WHAT TO DO
Retype each line exactly. Skip images.

==== DATA FOR THE TASK ====

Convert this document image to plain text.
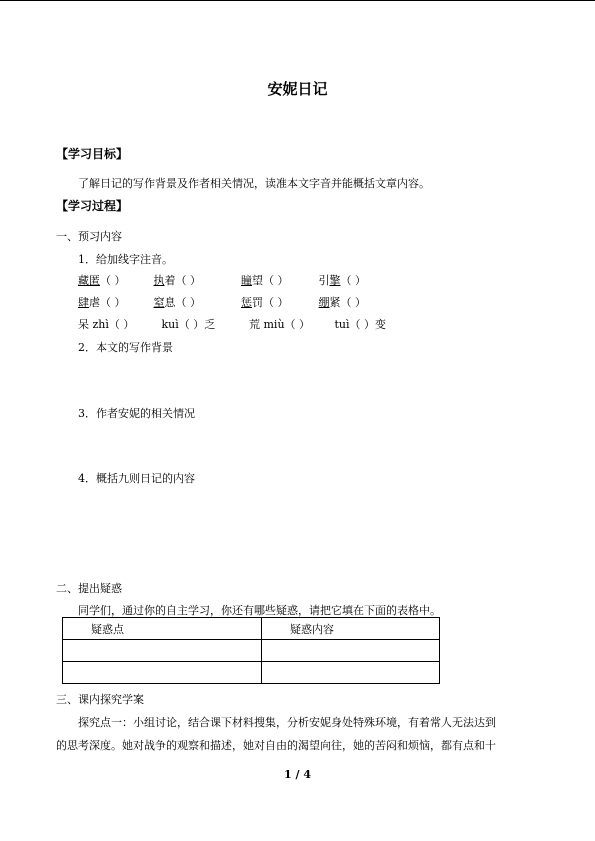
安妮日记
【学习目标】
了解日记的写作背景及作者相关情况，读准本文字音并能概括文章内容。
【学习过程】
一、预习内容
1．给加线字注音。
藏匿（ ）	执着（ ）	瞳望（ ）	引擎（ ）
肆虐（ ）	窒息（ ）	惩罚（ ）	绷紧（ ）
呆 zhì（ ） kuì（ ）乏	荒 miù（ ） tuì（ ）变
2．本文的写作背景
3．作者安妮的相关情况
4．概括九则日记的内容
二、提出疑惑
同学们，通过你的自主学习，你还有哪些疑惑，请把它填在下面的表格中。
疑惑点	疑惑内容

三、课内探究学案
探究点一：小组讨论，结合课下材料搜集，分析安妮身处特殊环境，有着常人无法达到
的思考深度。她对战争的观察和描述，她对自由的渴望向往，她的苦闷和烦恼，都有点和十
1 / 4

====

RESULT OF THE TASK
Convert this document image to plain text.
安妮日记
【学习目标】
了解日记的写作背景及作者相关情况，读准本文字音并能概括文章内容。
【学习过程】
一、预习内容
1．给加线字注音。
藏匿（ ）	执着（ ）	瞳望（ ）	引擎（ ）
肆虐（ ）	窒息（ ）	惩罚（ ）	绷紧（ ）
呆 zhì（ ） kuì（ ）乏	荒 miù（ ） tuì（ ）变
2．本文的写作背景
3．作者安妮的相关情况
4．概括九则日记的内容
二、提出疑惑
同学们，通过你的自主学习，你还有哪些疑惑，请把它填在下面的表格中。
疑惑点	疑惑内容

三、课内探究学案
探究点一：小组讨论，结合课下材料搜集，分析安妮身处特殊环境，有着常人无法达到
的思考深度。她对战争的观察和描述，她对自由的渴望向往，她的苦闷和烦恼，都有点和十
1 / 4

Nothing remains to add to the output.